-- Exercise prompt --
If a line of the data below contains the string "activity", copy it into your answer.

Records provided Start Marker

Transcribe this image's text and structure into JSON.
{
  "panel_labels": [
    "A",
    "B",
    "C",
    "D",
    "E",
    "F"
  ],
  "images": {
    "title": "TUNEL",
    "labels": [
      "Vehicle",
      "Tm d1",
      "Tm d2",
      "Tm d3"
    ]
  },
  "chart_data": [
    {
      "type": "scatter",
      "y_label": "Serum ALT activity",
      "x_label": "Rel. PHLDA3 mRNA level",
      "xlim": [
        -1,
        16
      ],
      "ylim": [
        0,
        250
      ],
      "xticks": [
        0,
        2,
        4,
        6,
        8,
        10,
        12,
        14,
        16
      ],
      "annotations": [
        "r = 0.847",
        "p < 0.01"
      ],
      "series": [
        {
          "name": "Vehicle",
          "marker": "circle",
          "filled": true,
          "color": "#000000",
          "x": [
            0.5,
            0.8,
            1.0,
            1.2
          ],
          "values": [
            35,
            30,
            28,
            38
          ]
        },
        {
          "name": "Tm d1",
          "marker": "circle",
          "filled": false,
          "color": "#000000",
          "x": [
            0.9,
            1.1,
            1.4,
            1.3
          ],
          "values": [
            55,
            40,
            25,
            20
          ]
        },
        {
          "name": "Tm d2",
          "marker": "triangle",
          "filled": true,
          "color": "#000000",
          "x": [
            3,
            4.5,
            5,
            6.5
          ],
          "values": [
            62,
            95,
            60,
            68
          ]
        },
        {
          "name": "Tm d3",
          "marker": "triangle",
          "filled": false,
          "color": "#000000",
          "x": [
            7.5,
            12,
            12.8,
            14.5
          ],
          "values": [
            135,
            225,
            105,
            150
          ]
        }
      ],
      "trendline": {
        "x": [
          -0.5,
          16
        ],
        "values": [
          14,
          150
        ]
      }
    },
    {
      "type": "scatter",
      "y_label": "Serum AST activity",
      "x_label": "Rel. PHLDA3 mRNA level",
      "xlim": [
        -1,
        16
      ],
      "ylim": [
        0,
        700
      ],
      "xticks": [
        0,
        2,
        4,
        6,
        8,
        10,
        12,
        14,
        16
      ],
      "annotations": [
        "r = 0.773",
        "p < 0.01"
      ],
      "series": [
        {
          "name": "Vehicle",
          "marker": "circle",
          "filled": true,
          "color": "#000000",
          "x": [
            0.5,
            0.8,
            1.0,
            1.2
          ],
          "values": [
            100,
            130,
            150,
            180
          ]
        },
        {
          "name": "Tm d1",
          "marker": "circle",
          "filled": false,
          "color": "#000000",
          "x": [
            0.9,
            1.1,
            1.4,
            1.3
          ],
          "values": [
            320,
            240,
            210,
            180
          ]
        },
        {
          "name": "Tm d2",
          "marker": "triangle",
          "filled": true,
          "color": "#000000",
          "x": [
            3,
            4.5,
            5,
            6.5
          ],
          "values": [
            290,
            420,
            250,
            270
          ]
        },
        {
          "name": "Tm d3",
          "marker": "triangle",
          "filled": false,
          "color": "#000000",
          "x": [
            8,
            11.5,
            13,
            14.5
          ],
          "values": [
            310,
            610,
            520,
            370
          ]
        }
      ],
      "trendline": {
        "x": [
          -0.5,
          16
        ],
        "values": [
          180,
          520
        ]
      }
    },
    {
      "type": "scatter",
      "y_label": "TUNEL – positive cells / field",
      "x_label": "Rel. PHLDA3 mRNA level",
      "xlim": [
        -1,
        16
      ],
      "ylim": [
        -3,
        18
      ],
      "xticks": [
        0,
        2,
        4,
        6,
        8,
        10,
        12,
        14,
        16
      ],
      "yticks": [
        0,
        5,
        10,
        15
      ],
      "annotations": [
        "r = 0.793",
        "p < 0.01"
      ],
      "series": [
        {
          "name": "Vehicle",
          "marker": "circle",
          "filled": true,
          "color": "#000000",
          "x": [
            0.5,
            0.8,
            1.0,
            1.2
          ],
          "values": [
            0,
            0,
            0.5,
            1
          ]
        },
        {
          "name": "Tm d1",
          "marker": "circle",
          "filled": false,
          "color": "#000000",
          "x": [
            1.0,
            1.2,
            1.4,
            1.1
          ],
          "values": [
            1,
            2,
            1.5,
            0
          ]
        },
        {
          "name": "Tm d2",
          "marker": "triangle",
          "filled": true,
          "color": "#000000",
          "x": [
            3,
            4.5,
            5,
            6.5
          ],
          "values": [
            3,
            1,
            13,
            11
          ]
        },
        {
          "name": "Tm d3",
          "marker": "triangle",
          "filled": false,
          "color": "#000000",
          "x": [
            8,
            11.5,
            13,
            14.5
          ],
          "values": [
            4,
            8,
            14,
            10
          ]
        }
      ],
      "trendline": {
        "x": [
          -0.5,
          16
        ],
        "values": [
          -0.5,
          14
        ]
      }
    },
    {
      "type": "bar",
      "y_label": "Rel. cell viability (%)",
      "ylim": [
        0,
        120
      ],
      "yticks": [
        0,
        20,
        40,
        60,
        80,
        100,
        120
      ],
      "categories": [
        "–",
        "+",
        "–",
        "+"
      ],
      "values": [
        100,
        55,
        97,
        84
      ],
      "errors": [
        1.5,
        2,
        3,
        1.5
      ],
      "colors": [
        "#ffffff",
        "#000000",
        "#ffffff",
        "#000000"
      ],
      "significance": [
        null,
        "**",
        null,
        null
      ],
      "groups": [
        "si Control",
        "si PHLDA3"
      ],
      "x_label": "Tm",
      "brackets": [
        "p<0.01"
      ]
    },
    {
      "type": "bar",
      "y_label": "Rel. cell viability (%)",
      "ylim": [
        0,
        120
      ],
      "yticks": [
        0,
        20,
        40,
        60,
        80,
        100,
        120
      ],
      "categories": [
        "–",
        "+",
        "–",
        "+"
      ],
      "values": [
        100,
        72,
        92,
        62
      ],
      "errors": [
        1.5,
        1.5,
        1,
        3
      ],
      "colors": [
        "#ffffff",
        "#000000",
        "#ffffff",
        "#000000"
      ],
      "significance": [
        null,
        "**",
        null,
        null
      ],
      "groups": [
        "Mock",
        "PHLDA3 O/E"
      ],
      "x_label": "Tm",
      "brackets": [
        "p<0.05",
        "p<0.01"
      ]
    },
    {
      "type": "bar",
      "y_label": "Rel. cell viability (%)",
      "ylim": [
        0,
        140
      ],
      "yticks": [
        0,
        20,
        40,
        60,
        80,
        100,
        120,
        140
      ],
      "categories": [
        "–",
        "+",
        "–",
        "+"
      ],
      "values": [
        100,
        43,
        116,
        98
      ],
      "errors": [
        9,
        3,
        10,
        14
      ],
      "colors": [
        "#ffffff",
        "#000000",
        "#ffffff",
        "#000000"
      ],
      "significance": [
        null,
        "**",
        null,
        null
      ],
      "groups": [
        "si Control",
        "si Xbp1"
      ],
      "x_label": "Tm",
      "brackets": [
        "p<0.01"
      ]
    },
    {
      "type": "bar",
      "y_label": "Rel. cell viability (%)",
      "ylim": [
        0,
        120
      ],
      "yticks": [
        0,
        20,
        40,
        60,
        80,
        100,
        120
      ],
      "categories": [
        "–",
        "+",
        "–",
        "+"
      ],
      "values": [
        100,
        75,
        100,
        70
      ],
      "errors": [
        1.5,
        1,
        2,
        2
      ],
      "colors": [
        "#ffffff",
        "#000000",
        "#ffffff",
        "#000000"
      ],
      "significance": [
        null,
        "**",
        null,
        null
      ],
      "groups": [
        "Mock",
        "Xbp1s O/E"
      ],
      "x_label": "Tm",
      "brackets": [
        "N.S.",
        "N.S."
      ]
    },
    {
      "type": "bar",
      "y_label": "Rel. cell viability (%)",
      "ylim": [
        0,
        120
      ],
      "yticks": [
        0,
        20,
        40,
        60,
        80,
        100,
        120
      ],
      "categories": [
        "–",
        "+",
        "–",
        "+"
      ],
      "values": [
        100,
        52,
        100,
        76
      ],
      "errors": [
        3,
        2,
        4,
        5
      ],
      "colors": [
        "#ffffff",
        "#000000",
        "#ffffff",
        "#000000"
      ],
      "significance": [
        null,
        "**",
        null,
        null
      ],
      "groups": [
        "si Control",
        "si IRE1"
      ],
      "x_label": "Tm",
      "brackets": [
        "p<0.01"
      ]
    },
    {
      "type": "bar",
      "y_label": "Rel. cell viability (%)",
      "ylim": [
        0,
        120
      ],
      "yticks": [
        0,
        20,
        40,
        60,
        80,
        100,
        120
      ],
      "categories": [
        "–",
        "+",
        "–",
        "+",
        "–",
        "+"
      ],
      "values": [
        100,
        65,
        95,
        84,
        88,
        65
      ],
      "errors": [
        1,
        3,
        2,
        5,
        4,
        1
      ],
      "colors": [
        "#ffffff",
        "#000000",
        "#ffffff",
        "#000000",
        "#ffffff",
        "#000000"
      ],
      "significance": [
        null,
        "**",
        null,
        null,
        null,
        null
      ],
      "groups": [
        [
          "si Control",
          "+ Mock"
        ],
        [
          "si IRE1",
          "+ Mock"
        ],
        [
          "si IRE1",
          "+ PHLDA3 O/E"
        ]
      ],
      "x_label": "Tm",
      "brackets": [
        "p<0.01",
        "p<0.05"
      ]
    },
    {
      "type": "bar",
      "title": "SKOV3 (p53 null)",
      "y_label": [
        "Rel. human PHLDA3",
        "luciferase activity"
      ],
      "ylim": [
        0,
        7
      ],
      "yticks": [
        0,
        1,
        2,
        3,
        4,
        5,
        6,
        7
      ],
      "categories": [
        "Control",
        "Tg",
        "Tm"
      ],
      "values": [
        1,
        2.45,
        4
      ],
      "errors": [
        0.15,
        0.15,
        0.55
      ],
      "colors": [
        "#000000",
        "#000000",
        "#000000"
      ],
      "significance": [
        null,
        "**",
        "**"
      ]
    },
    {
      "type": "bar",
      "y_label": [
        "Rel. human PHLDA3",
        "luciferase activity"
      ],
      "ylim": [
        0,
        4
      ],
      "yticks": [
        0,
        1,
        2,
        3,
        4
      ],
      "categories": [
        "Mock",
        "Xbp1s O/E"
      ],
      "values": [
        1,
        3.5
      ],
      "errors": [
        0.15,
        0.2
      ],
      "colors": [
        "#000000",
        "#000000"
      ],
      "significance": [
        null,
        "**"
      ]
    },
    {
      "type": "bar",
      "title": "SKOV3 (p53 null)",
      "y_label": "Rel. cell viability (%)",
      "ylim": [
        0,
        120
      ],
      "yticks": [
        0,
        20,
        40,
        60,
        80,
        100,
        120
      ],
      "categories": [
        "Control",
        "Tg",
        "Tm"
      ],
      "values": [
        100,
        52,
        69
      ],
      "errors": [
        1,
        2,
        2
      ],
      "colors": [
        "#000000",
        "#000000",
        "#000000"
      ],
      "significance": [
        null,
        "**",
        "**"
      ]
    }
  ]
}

Records provided End Marker

-- Task answer --
      "y_label": "Serum ALT activity",
      "y_label": "Serum AST activity",
        "luciferase activity"
        "luciferase activity"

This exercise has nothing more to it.